[WHAT YOU ARE ASKED TO DO]: Please repeat all of the lines that follow, exactly as written.

[Extracted data entries]
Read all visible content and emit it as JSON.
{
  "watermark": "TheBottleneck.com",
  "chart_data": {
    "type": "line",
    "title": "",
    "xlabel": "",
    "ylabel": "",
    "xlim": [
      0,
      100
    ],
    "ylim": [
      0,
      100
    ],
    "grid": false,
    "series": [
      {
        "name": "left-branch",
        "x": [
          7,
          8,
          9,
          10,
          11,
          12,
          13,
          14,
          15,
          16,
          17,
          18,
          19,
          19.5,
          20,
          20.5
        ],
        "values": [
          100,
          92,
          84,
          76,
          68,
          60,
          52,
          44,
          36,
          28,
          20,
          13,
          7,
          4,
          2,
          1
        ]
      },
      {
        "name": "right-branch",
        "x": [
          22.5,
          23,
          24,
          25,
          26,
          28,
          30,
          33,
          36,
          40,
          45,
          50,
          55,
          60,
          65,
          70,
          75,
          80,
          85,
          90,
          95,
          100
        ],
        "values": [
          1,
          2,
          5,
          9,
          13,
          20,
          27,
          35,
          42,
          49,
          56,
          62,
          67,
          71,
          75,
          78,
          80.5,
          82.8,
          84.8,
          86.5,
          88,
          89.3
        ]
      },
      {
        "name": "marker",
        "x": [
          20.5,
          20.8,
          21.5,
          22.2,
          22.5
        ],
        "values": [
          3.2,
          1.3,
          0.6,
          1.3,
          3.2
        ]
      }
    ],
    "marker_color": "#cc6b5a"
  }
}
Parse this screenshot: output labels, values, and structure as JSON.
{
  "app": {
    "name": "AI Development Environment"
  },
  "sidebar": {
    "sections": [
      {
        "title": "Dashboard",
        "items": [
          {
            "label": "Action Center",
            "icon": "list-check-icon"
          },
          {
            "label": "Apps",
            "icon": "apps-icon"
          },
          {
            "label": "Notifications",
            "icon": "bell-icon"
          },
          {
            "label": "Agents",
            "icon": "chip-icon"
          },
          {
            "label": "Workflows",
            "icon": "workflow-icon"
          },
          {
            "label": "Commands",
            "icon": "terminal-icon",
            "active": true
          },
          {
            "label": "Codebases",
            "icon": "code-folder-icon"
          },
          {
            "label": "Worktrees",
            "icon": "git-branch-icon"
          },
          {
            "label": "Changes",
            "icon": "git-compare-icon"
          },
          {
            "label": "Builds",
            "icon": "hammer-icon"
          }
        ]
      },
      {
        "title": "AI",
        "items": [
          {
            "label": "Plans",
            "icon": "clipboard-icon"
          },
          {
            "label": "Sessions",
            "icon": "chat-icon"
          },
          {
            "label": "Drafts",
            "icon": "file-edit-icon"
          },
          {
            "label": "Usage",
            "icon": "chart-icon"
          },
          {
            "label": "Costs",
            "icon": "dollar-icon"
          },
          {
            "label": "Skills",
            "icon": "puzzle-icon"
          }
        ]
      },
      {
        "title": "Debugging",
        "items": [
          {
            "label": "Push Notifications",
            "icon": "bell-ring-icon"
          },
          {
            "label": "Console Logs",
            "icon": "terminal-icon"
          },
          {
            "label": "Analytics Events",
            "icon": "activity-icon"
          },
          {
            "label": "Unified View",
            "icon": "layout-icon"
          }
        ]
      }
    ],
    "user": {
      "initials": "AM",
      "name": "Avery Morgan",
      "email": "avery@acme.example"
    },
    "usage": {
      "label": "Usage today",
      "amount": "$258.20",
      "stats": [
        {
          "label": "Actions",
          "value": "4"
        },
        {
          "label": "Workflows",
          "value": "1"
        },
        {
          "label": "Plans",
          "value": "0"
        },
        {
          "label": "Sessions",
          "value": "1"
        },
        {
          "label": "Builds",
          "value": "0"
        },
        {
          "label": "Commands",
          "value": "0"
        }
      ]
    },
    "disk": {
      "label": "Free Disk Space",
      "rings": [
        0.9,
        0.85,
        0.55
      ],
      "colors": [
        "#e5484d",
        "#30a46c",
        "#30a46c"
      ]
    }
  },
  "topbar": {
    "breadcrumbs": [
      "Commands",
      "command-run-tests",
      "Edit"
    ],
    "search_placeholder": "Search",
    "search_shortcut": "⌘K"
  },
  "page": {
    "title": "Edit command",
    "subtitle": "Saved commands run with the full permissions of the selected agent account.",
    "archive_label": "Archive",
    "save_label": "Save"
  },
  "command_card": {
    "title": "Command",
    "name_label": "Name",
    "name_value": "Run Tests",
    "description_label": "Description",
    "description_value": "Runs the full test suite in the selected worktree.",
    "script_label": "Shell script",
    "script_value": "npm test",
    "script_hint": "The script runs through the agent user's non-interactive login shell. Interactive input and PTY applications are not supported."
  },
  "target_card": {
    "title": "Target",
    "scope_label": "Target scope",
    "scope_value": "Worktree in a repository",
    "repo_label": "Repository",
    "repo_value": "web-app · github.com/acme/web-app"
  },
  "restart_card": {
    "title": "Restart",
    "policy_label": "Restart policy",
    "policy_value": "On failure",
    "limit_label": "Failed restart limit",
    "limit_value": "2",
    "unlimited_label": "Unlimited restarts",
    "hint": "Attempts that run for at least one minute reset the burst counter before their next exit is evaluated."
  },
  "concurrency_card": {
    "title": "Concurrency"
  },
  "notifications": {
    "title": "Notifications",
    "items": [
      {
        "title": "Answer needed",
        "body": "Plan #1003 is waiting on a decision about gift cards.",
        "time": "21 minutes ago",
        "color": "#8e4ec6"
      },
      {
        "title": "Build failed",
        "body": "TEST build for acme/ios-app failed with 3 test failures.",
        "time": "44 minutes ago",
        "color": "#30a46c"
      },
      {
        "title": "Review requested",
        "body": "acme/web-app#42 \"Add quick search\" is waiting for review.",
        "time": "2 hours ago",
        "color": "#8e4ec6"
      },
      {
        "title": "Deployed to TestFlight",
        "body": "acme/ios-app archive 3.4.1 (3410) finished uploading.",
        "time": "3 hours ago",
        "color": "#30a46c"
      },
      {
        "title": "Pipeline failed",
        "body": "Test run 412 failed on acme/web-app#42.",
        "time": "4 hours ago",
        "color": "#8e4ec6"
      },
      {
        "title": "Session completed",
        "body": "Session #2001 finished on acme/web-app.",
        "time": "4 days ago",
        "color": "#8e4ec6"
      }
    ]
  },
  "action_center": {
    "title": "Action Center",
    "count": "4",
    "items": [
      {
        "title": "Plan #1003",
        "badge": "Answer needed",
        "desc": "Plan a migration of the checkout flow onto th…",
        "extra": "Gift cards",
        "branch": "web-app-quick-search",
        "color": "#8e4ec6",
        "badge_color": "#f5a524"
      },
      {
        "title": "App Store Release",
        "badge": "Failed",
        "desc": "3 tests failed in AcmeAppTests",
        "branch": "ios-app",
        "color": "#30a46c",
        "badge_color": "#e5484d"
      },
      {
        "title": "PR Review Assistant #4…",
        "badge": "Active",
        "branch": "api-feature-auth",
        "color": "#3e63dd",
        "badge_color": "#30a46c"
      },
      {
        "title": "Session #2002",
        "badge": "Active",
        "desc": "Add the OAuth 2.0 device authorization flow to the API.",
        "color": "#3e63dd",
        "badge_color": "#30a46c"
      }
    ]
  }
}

[FULL SOLUTION]:
Read all visible content and emit it as JSON.
{
  "watermark": "TheBottleneck.com",
  "chart_data": {
    "type": "line",
    "title": "",
    "xlabel": "",
    "ylabel": "",
    "xlim": [
      0,
      100
    ],
    "ylim": [
      0,
      100
    ],
    "grid": false,
    "series": [
      {
        "name": "left-branch",
        "x": [
          7,
          8,
          9,
          10,
          11,
          12,
          13,
          14,
          15,
          16,
          17,
          18,
          19,
          19.5,
          20,
          20.5
        ],
        "values": [
          100,
          92,
          84,
          76,
          68,
          60,
          52,
          44,
          36,
          28,
          20,
          13,
          7,
          4,
          2,
          1
        ]
      },
      {
        "name": "right-branch",
        "x": [
          22.5,
          23,
          24,
          25,
          26,
          28,
          30,
          33,
          36,
          40,
          45,
          50,
          55,
          60,
          65,
          70,
          75,
          80,
          85,
          90,
          95,
          100
        ],
        "values": [
          1,
          2,
          5,
          9,
          13,
          20,
          27,
          35,
          42,
          49,
          56,
          62,
          67,
          71,
          75,
          78,
          80.5,
          82.8,
          84.8,
          86.5,
          88,
          89.3
        ]
      },
      {
        "name": "marker",
        "x": [
          20.5,
          20.8,
          21.5,
          22.2,
          22.5
        ],
        "values": [
          3.2,
          1.3,
          0.6,
          1.3,
          3.2
        ]
      }
    ],
    "marker_color": "#cc6b5a"
  }
}
Parse this screenshot: output labels, values, and structure as JSON.
{
  "app": {
    "name": "AI Development Environment"
  },
  "sidebar": {
    "sections": [
      {
        "title": "Dashboard",
        "items": [
          {
            "label": "Action Center",
            "icon": "list-check-icon"
          },
          {
            "label": "Apps",
            "icon": "apps-icon"
          },
          {
            "label": "Notifications",
            "icon": "bell-icon"
          },
          {
            "label": "Agents",
            "icon": "chip-icon"
          },
          {
            "label": "Workflows",
            "icon": "workflow-icon"
          },
          {
            "label": "Commands",
            "icon": "terminal-icon",
            "active": true
          },
          {
            "label": "Codebases",
            "icon": "code-folder-icon"
          },
          {
            "label": "Worktrees",
            "icon": "git-branch-icon"
          },
          {
            "label": "Changes",
            "icon": "git-compare-icon"
          },
          {
            "label": "Builds",
            "icon": "hammer-icon"
          }
        ]
      },
      {
        "title": "AI",
        "items": [
          {
            "label": "Plans",
            "icon": "clipboard-icon"
          },
          {
            "label": "Sessions",
            "icon": "chat-icon"
          },
          {
            "label": "Drafts",
            "icon": "file-edit-icon"
          },
          {
            "label": "Usage",
            "icon": "chart-icon"
          },
          {
            "label": "Costs",
            "icon": "dollar-icon"
          },
          {
            "label": "Skills",
            "icon": "puzzle-icon"
          }
        ]
      },
      {
        "title": "Debugging",
        "items": [
          {
            "label": "Push Notifications",
            "icon": "bell-ring-icon"
          },
          {
            "label": "Console Logs",
            "icon": "terminal-icon"
          },
          {
            "label": "Analytics Events",
            "icon": "activity-icon"
          },
          {
            "label": "Unified View",
            "icon": "layout-icon"
          }
        ]
      }
    ],
    "user": {
      "initials": "AM",
      "name": "Avery Morgan",
      "email": "avery@acme.example"
    },
    "usage": {
      "label": "Usage today",
      "amount": "$258.20",
      "stats": [
        {
          "label": "Actions",
          "value": "4"
        },
        {
          "label": "Workflows",
          "value": "1"
        },
        {
          "label": "Plans",
          "value": "0"
        },
        {
          "label": "Sessions",
          "value": "1"
        },
        {
          "label": "Builds",
          "value": "0"
        },
        {
          "label": "Commands",
          "value": "0"
        }
      ]
    },
    "disk": {
      "label": "Free Disk Space",
      "rings": [
        0.9,
        0.85,
        0.55
      ],
      "colors": [
        "#e5484d",
        "#30a46c",
        "#30a46c"
      ]
    }
  },
  "topbar": {
    "breadcrumbs": [
      "Commands",
      "command-run-tests",
      "Edit"
    ],
    "search_placeholder": "Search",
    "search_shortcut": "⌘K"
  },
  "page": {
    "title": "Edit command",
    "subtitle": "Saved commands run with the full permissions of the selected agent account.",
    "archive_label": "Archive",
    "save_label": "Save"
  },
  "command_card": {
    "title": "Command",
    "name_label": "Name",
    "name_value": "Run Tests",
    "description_label": "Description",
    "description_value": "Runs the full test suite in the selected worktree.",
    "script_label": "Shell script",
    "script_value": "npm test",
    "script_hint": "The script runs through the agent user's non-interactive login shell. Interactive input and PTY applications are not supported."
  },
  "target_card": {
    "title": "Target",
    "scope_label": "Target scope",
    "scope_value": "Worktree in a repository",
    "repo_label": "Repository",
    "repo_value": "web-app · github.com/acme/web-app"
  },
  "restart_card": {
    "title": "Restart",
    "policy_label": "Restart policy",
    "policy_value": "On failure",
    "limit_label": "Failed restart limit",
    "limit_value": "2",
    "unlimited_label": "Unlimited restarts",
    "hint": "Attempts that run for at least one minute reset the burst counter before their next exit is evaluated."
  },
  "concurrency_card": {
    "title": "Concurrency"
  },
  "notifications": {
    "title": "Notifications",
    "items": [
      {
        "title": "Answer needed",
        "body": "Plan #1003 is waiting on a decision about gift cards.",
        "time": "21 minutes ago",
        "color": "#8e4ec6"
      },
      {
        "title": "Build failed",
        "body": "TEST build for acme/ios-app failed with 3 test failures.",
        "time": "44 minutes ago",
        "color": "#30a46c"
      },
      {
        "title": "Review requested",
        "body": "acme/web-app#42 \"Add quick search\" is waiting for review.",
        "time": "2 hours ago",
        "color": "#8e4ec6"
      },
      {
        "title": "Deployed to TestFlight",
        "body": "acme/ios-app archive 3.4.1 (3410) finished uploading.",
        "time": "3 hours ago",
        "color": "#30a46c"
      },
      {
        "title": "Pipeline failed",
        "body": "Test run 412 failed on acme/web-app#42.",
        "time": "4 hours ago",
        "color": "#8e4ec6"
      },
      {
        "title": "Session completed",
        "body": "Session #2001 finished on acme/web-app.",
        "time": "4 days ago",
        "color": "#8e4ec6"
      }
    ]
  },
  "action_center": {
    "title": "Action Center",
    "count": "4",
    "items": [
      {
        "title": "Plan #1003",
        "badge": "Answer needed",
        "desc": "Plan a migration of the checkout flow onto th…",
        "extra": "Gift cards",
        "branch": "web-app-quick-search",
        "color": "#8e4ec6",
        "badge_color": "#f5a524"
      },
      {
        "title": "App Store Release",
        "badge": "Failed",
        "desc": "3 tests failed in AcmeAppTests",
        "branch": "ios-app",
        "color": "#30a46c",
        "badge_color": "#e5484d"
      },
      {
        "title": "PR Review Assistant #4…",
        "badge": "Active",
        "branch": "api-feature-auth",
        "color": "#3e63dd",
        "badge_color": "#30a46c"
      },
      {
        "title": "Session #2002",
        "badge": "Active",
        "desc": "Add the OAuth 2.0 device authorization flow to the API.",
        "color": "#3e63dd",
        "badge_color": "#30a46c"
      }
    ]
  }
}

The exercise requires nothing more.